→ Work to be completed:
Every entry must be copied word for word.

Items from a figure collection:
+++
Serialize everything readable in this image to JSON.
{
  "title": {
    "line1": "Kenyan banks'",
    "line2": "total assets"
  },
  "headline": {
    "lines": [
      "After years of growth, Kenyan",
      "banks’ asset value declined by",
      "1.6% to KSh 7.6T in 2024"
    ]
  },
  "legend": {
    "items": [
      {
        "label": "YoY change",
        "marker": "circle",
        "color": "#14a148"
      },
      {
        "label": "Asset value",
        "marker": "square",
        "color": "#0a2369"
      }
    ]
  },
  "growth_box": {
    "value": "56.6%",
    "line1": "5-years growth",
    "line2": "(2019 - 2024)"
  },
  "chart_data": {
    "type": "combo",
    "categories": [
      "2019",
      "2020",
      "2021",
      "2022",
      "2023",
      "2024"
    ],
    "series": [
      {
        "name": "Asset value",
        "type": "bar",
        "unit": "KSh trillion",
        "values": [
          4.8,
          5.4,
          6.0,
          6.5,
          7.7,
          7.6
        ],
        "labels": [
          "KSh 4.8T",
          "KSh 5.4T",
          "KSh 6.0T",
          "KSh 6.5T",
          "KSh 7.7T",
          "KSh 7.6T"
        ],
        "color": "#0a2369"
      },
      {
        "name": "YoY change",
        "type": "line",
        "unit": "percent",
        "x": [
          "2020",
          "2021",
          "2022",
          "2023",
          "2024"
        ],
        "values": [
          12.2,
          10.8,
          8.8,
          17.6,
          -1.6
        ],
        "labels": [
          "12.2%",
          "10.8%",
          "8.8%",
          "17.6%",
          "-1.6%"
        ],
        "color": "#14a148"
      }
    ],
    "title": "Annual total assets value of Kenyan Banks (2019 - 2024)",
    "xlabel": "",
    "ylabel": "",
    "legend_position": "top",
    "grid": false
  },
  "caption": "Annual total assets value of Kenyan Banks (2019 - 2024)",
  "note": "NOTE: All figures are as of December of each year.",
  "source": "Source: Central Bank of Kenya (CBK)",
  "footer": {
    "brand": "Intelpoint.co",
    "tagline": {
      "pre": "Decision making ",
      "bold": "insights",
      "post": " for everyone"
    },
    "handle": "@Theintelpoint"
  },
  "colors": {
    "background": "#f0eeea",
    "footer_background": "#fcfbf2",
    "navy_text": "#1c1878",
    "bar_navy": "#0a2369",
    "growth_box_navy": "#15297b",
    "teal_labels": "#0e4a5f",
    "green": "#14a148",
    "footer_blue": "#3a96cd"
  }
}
+++
→ Finished exercise:
Serialize everything readable in this image to JSON.
{
  "title": {
    "line1": "Kenyan banks'",
    "line2": "total assets"
  },
  "headline": {
    "lines": [
      "After years of growth, Kenyan",
      "banks’ asset value declined by",
      "1.6% to KSh 7.6T in 2024"
    ]
  },
  "legend": {
    "items": [
      {
        "label": "YoY change",
        "marker": "circle",
        "color": "#14a148"
      },
      {
        "label": "Asset value",
        "marker": "square",
        "color": "#0a2369"
      }
    ]
  },
  "growth_box": {
    "value": "56.6%",
    "line1": "5-years growth",
    "line2": "(2019 - 2024)"
  },
  "chart_data": {
    "type": "combo",
    "categories": [
      "2019",
      "2020",
      "2021",
      "2022",
      "2023",
      "2024"
    ],
    "series": [
      {
        "name": "Asset value",
        "type": "bar",
        "unit": "KSh trillion",
        "values": [
          4.8,
          5.4,
          6.0,
          6.5,
          7.7,
          7.6
        ],
        "labels": [
          "KSh 4.8T",
          "KSh 5.4T",
          "KSh 6.0T",
          "KSh 6.5T",
          "KSh 7.7T",
          "KSh 7.6T"
        ],
        "color": "#0a2369"
      },
      {
        "name": "YoY change",
        "type": "line",
        "unit": "percent",
        "x": [
          "2020",
          "2021",
          "2022",
          "2023",
          "2024"
        ],
        "values": [
          12.2,
          10.8,
          8.8,
          17.6,
          -1.6
        ],
        "labels": [
          "12.2%",
          "10.8%",
          "8.8%",
          "17.6%",
          "-1.6%"
        ],
        "color": "#14a148"
      }
    ],
    "title": "Annual total assets value of Kenyan Banks (2019 - 2024)",
    "xlabel": "",
    "ylabel": "",
    "legend_position": "top",
    "grid": false
  },
  "caption": "Annual total assets value of Kenyan Banks (2019 - 2024)",
  "note": "NOTE: All figures are as of December of each year.",
  "source": "Source: Central Bank of Kenya (CBK)",
  "footer": {
    "brand": "Intelpoint.co",
    "tagline": {
      "pre": "Decision making ",
      "bold": "insights",
      "post": " for everyone"
    },
    "handle": "@Theintelpoint"
  },
  "colors": {
    "background": "#f0eeea",
    "footer_background": "#fcfbf2",
    "navy_text": "#1c1878",
    "bar_navy": "#0a2369",
    "growth_box_navy": "#15297b",
    "teal_labels": "#0e4a5f",
    "green": "#14a148",
    "footer_blue": "#3a96cd"
  }
}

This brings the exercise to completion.